§ **INSTRUCTIONS FOR THE TASK**
Every record should be copied exactly, except that pictures are to be omitted.

Figure record extracts:
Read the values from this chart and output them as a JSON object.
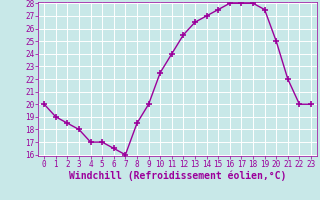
{
  "x": [
    0,
    1,
    2,
    3,
    4,
    5,
    6,
    7,
    8,
    9,
    10,
    11,
    12,
    13,
    14,
    15,
    16,
    17,
    18,
    19,
    20,
    21,
    22,
    23
  ],
  "y": [
    20,
    19,
    18.5,
    18,
    17,
    17,
    16.5,
    16,
    18.5,
    20,
    22.5,
    24,
    25.5,
    26.5,
    27,
    27.5,
    28,
    28,
    28,
    27.5,
    25,
    22,
    20,
    20
  ],
  "line_color": "#9b009b",
  "marker": "+",
  "marker_size": 4,
  "marker_lw": 1.2,
  "bg_color": "#c8e8e8",
  "grid_color": "#b0d8d8",
  "xlabel": "Windchill (Refroidissement éolien,°C)",
  "ylim": [
    16,
    28
  ],
  "xlim": [
    -0.5,
    23.5
  ],
  "yticks": [
    16,
    17,
    18,
    19,
    20,
    21,
    22,
    23,
    24,
    25,
    26,
    27,
    28
  ],
  "xticks": [
    0,
    1,
    2,
    3,
    4,
    5,
    6,
    7,
    8,
    9,
    10,
    11,
    12,
    13,
    14,
    15,
    16,
    17,
    18,
    19,
    20,
    21,
    22,
    23
  ],
  "tick_fontsize": 5.5,
  "xlabel_fontsize": 7.0,
  "linewidth": 1.0
}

§ **COMPLETE OUTPUT**
Read the values from this chart and output them as a JSON object.
{
  "x": [
    0,
    1,
    2,
    3,
    4,
    5,
    6,
    7,
    8,
    9,
    10,
    11,
    12,
    13,
    14,
    15,
    16,
    17,
    18,
    19,
    20,
    21,
    22,
    23
  ],
  "y": [
    20,
    19,
    18.5,
    18,
    17,
    17,
    16.5,
    16,
    18.5,
    20,
    22.5,
    24,
    25.5,
    26.5,
    27,
    27.5,
    28,
    28,
    28,
    27.5,
    25,
    22,
    20,
    20
  ],
  "line_color": "#9b009b",
  "marker": "+",
  "marker_size": 4,
  "marker_lw": 1.2,
  "bg_color": "#c8e8e8",
  "grid_color": "#b0d8d8",
  "xlabel": "Windchill (Refroidissement éolien,°C)",
  "ylim": [
    16,
    28
  ],
  "xlim": [
    -0.5,
    23.5
  ],
  "yticks": [
    16,
    17,
    18,
    19,
    20,
    21,
    22,
    23,
    24,
    25,
    26,
    27,
    28
  ],
  "xticks": [
    0,
    1,
    2,
    3,
    4,
    5,
    6,
    7,
    8,
    9,
    10,
    11,
    12,
    13,
    14,
    15,
    16,
    17,
    18,
    19,
    20,
    21,
    22,
    23
  ],
  "tick_fontsize": 5.5,
  "xlabel_fontsize": 7.0,
  "linewidth": 1.0
}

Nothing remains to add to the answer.